Objective:
Copy the lines below word for word, starting at the line that contains "icon: info highlighted: i" and stopping after the line that contains "scattered wire band xyxy=(714,84,1125,322)".

Records:
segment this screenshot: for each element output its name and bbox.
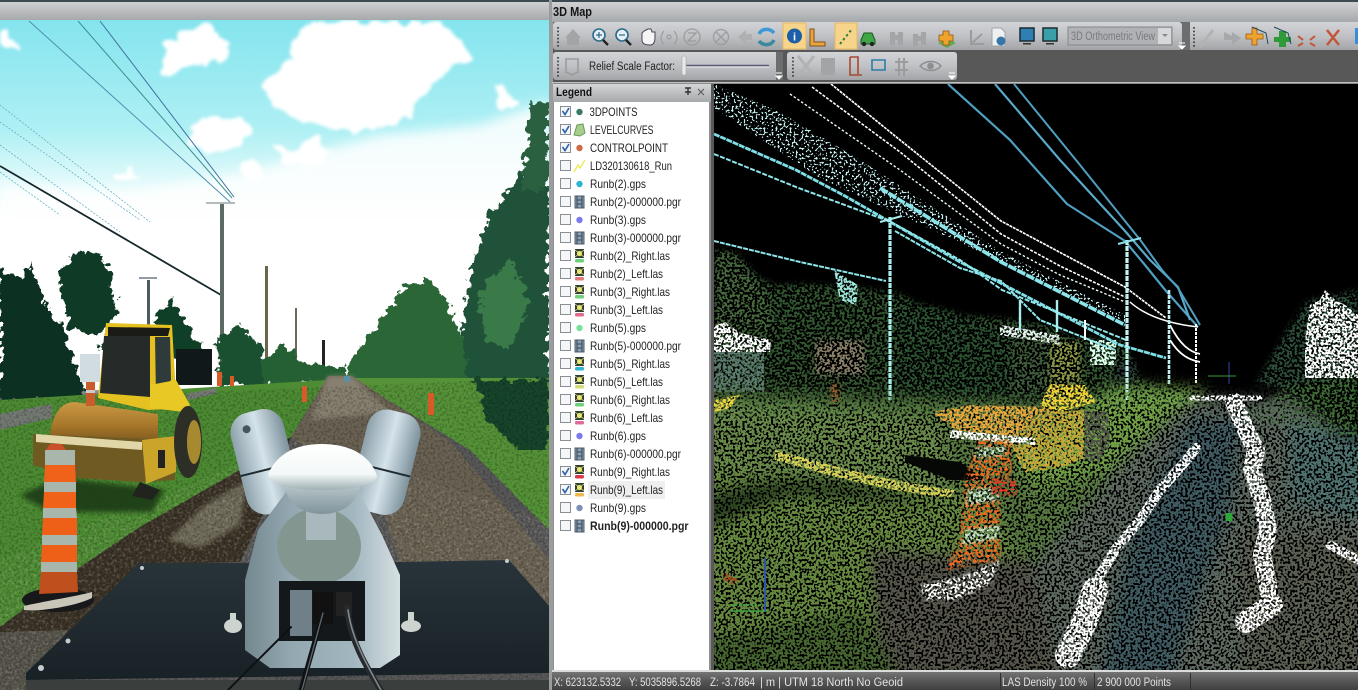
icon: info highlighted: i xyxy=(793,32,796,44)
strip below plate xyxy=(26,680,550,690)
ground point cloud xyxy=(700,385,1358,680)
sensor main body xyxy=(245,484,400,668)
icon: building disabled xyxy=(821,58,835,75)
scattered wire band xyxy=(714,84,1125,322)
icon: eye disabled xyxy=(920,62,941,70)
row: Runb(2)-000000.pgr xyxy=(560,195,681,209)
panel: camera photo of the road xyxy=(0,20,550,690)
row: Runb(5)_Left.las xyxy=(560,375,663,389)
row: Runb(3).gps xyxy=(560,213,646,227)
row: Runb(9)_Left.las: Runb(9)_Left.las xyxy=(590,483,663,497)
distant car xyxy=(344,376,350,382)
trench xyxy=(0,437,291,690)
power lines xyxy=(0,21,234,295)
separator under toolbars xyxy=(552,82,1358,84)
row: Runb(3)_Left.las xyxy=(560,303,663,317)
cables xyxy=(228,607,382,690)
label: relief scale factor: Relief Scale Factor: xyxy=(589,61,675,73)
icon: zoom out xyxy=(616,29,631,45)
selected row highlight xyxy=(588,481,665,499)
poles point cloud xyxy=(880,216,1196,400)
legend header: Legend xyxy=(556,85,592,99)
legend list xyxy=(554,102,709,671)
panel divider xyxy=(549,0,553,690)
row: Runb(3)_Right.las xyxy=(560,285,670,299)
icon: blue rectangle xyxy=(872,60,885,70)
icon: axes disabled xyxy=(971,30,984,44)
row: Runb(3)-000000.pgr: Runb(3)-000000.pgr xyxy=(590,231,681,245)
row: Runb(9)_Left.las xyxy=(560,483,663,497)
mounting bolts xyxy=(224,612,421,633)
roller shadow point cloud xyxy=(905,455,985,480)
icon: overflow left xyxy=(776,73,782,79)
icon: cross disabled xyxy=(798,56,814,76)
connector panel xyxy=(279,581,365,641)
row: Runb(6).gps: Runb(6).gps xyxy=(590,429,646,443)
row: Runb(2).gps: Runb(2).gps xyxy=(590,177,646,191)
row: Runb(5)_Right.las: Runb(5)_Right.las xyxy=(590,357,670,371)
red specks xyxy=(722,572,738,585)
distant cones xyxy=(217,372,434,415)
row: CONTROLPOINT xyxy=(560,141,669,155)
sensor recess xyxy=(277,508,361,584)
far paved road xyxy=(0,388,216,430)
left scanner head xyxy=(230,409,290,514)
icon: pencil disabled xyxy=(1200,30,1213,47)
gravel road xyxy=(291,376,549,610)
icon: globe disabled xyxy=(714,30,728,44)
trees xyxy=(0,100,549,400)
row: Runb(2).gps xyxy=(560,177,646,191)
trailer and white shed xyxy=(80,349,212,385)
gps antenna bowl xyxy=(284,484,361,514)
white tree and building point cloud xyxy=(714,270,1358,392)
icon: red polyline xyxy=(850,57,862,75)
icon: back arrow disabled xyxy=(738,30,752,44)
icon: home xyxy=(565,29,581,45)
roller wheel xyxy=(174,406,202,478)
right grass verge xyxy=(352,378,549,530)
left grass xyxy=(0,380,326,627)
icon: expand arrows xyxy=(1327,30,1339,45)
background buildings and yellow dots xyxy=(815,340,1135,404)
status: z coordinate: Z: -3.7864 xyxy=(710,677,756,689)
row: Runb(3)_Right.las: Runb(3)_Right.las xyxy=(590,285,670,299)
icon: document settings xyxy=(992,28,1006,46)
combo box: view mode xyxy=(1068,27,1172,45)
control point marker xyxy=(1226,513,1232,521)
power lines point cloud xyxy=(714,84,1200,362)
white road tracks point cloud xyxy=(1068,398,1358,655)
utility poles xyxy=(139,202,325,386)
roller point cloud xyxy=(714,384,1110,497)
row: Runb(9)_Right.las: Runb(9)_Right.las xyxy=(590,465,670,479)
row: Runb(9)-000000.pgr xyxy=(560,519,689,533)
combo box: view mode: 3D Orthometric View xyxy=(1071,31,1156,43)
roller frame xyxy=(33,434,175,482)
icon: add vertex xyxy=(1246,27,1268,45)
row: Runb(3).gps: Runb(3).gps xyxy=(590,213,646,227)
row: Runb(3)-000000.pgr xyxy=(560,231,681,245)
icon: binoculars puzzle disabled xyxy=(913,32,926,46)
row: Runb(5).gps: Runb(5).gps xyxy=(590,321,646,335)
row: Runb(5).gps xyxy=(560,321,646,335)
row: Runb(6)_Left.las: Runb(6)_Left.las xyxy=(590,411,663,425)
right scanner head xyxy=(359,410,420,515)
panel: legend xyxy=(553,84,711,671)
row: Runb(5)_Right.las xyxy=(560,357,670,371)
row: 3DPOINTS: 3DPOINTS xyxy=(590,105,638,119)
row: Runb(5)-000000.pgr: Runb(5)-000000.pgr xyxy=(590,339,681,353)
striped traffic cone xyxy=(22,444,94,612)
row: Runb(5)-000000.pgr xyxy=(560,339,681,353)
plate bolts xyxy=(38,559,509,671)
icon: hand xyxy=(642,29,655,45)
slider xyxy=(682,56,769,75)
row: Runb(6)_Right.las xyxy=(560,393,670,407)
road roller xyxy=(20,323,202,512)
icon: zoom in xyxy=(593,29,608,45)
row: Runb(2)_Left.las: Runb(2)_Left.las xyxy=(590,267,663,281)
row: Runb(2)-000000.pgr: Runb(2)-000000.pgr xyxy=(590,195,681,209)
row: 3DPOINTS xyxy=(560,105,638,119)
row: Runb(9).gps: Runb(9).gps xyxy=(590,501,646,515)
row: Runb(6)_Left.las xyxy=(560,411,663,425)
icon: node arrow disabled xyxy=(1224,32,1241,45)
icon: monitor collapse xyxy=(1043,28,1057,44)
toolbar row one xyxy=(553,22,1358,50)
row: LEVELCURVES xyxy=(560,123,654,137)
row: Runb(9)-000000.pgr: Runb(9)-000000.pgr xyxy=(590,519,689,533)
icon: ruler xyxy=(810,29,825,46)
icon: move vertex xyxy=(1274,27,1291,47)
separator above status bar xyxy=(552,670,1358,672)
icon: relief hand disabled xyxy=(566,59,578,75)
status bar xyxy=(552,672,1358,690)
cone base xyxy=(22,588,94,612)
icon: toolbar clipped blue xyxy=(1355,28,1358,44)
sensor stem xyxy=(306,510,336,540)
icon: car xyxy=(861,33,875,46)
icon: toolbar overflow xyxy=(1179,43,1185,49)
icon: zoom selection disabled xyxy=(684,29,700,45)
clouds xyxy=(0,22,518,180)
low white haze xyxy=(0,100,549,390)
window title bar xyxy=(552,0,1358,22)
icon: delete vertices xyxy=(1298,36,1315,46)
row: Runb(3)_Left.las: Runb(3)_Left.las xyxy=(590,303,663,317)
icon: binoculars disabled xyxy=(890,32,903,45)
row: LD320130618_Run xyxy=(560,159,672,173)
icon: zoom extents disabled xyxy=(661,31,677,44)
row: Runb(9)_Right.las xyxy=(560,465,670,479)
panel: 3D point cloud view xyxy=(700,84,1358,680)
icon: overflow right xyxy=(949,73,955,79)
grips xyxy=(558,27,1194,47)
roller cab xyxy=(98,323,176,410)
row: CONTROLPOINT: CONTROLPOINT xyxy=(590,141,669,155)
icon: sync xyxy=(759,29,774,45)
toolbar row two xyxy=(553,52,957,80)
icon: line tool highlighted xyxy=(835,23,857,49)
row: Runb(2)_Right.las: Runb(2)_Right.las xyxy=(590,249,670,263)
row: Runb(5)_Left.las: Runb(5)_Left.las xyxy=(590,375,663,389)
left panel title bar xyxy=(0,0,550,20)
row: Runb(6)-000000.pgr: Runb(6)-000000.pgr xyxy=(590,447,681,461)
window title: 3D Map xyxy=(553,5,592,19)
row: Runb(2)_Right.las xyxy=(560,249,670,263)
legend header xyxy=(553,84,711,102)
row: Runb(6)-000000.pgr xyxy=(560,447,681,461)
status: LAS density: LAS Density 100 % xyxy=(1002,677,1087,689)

Exercise response:
icon: info highlighted: i xyxy=(793,32,796,44)
strip below plate xyxy=(26,680,550,690)
ground point cloud xyxy=(700,385,1358,680)
sensor main body xyxy=(245,484,400,668)
icon: building disabled xyxy=(821,58,835,75)
scattered wire band xyxy=(714,84,1125,322)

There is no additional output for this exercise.